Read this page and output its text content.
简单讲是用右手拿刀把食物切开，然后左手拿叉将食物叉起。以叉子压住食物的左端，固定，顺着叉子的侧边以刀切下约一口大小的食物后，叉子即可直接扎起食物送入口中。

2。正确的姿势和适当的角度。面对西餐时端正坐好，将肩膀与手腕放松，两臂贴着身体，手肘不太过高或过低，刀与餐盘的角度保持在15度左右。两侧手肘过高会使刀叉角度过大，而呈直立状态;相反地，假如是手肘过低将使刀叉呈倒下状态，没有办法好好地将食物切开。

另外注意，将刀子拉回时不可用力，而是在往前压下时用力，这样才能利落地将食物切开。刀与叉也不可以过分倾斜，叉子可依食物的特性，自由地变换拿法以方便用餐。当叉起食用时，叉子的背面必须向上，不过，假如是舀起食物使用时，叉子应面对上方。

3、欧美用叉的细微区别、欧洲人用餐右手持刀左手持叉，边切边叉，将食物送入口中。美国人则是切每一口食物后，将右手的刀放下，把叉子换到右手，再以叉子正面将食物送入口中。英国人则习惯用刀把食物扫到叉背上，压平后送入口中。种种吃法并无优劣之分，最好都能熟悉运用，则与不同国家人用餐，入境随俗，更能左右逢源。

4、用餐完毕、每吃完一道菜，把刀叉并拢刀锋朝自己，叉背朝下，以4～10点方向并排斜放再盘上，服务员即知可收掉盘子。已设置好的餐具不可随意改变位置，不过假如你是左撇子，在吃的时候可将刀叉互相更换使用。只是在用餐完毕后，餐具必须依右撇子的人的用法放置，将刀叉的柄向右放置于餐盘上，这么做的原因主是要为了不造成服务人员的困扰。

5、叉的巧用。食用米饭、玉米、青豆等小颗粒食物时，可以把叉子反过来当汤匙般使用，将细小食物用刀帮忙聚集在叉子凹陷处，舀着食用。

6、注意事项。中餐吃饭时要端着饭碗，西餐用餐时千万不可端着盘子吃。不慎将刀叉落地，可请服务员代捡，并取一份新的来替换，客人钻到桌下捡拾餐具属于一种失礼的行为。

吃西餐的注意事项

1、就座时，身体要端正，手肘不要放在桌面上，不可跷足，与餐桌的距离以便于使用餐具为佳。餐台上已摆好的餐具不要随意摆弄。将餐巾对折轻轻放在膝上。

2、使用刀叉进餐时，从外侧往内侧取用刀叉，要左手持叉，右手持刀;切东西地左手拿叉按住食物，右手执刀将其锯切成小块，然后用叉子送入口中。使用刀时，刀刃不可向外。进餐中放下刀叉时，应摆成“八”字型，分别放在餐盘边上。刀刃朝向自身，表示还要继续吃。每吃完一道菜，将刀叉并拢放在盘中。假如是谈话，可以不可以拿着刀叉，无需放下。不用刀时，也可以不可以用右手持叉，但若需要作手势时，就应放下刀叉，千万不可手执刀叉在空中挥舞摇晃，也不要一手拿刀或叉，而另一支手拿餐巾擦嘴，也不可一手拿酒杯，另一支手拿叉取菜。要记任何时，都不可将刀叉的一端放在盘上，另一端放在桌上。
==
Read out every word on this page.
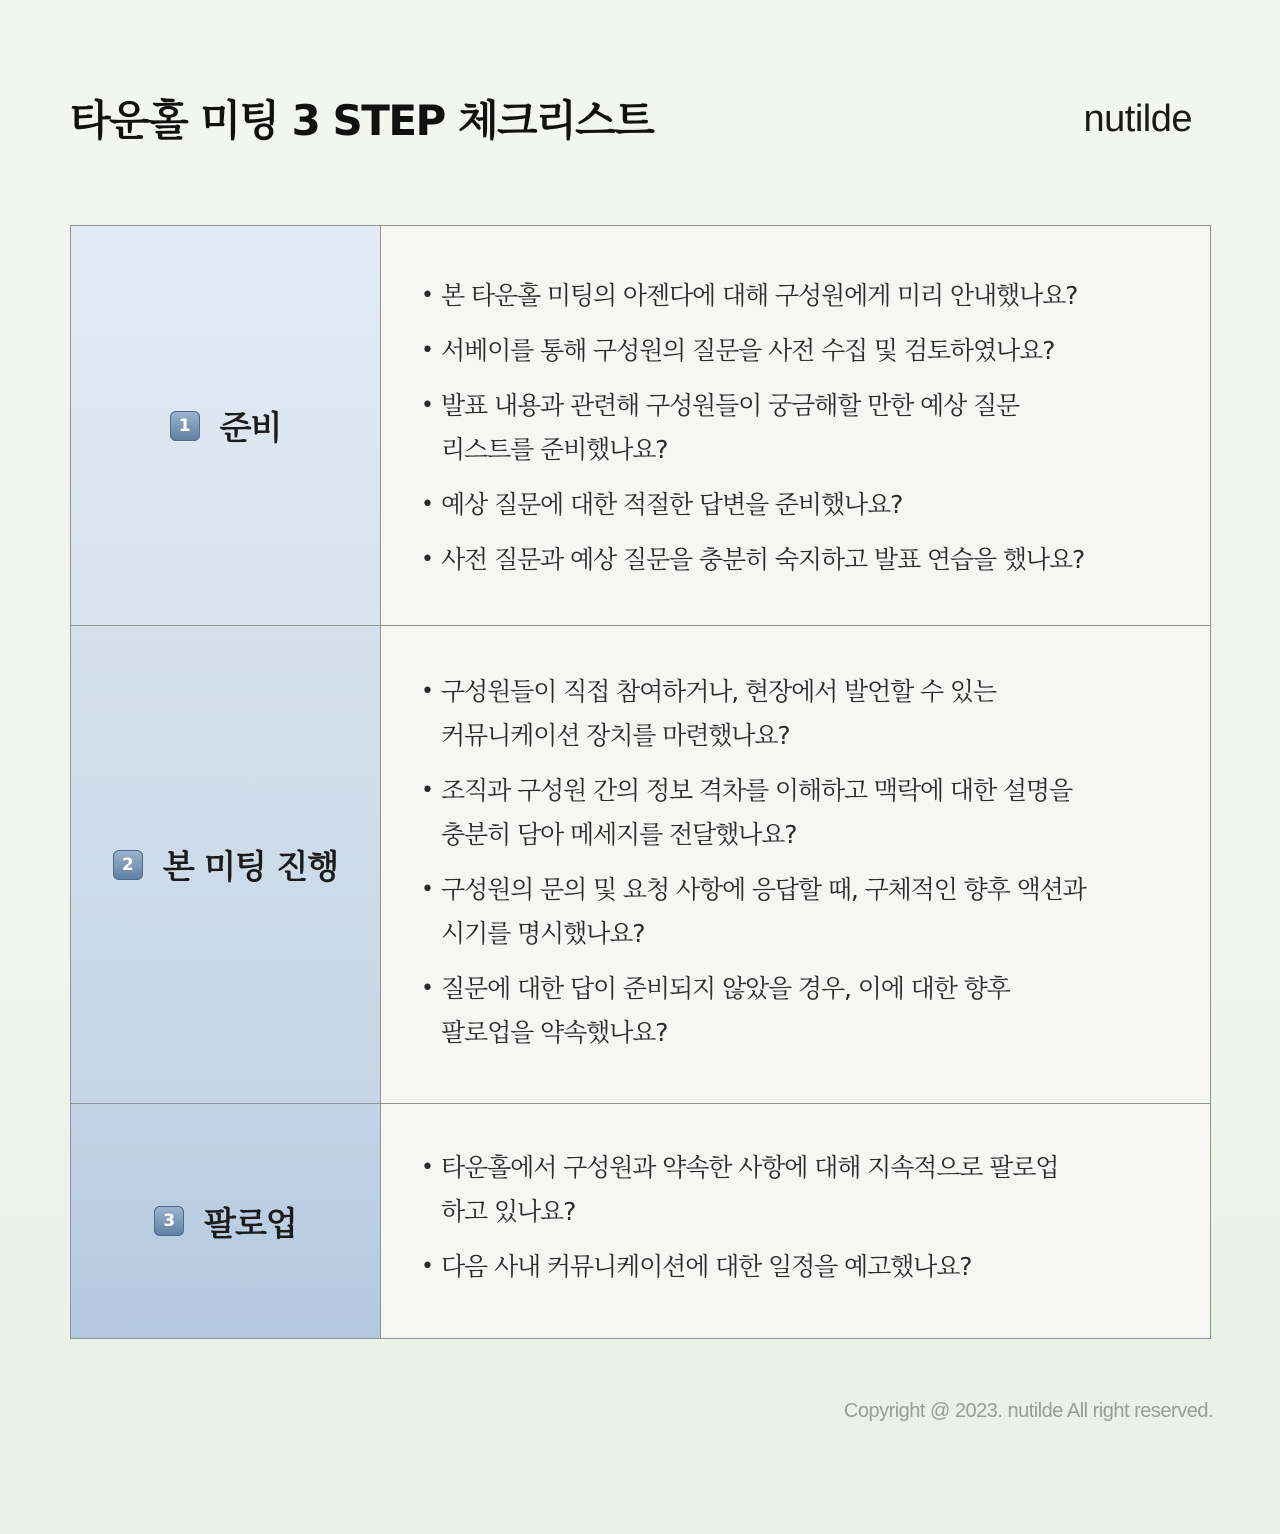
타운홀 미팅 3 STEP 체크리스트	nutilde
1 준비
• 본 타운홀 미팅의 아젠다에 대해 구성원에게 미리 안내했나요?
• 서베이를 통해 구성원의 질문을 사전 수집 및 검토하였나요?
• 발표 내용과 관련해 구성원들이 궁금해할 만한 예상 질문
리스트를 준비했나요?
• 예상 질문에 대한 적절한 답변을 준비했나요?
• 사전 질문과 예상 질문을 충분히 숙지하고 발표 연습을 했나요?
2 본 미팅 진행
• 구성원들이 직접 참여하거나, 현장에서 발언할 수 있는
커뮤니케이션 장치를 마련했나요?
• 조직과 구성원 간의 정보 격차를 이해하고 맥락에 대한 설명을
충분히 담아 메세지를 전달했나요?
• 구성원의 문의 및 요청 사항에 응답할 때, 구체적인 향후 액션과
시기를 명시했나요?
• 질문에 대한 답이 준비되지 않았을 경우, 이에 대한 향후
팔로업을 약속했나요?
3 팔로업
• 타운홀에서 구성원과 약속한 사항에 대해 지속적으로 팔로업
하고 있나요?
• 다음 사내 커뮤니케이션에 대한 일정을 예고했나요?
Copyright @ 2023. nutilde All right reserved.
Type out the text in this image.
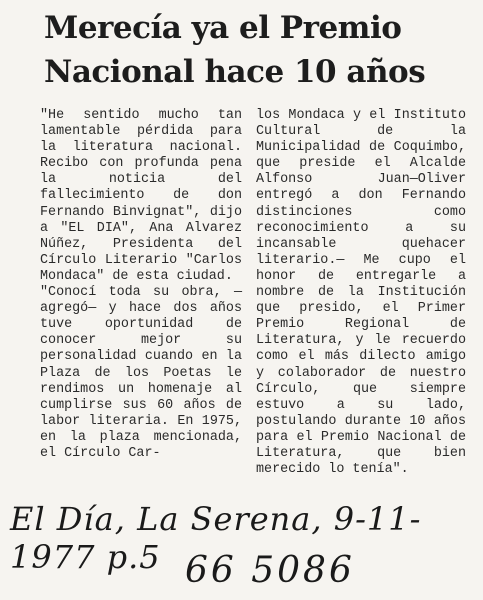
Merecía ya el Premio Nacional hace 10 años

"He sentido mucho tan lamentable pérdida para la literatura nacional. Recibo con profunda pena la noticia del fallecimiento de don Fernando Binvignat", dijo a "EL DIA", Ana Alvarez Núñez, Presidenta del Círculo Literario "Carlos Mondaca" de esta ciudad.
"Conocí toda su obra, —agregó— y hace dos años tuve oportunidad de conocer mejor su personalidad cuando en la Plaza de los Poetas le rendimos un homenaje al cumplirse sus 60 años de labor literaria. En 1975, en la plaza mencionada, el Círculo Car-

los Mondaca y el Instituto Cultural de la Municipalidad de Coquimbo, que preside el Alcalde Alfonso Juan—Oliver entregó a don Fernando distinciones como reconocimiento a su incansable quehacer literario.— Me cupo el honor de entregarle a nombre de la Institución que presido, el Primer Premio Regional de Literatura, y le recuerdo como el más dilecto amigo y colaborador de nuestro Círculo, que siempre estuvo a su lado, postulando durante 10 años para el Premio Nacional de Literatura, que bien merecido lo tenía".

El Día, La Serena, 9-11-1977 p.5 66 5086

* Work to be completed
Return all lines containing "Premio".

* Response to the task
Merecía ya el Premio Nacional hace 10 años
los Mondaca y el Instituto Cultural de la Municipalidad de Coquimbo, que preside el Alcalde Alfonso Juan—Oliver entregó a don Fernando distinciones como reconocimiento a su incansable quehacer literario.— Me cupo el honor de entregarle a nombre de la Institución que presido, el Primer Premio Regional de Literatura, y le recuerdo como el más dilecto amigo y colaborador de nuestro Círculo, que siempre estuvo a su lado, postulando durante 10 años para el Premio Nacional de Literatura, que bien merecido lo tenía".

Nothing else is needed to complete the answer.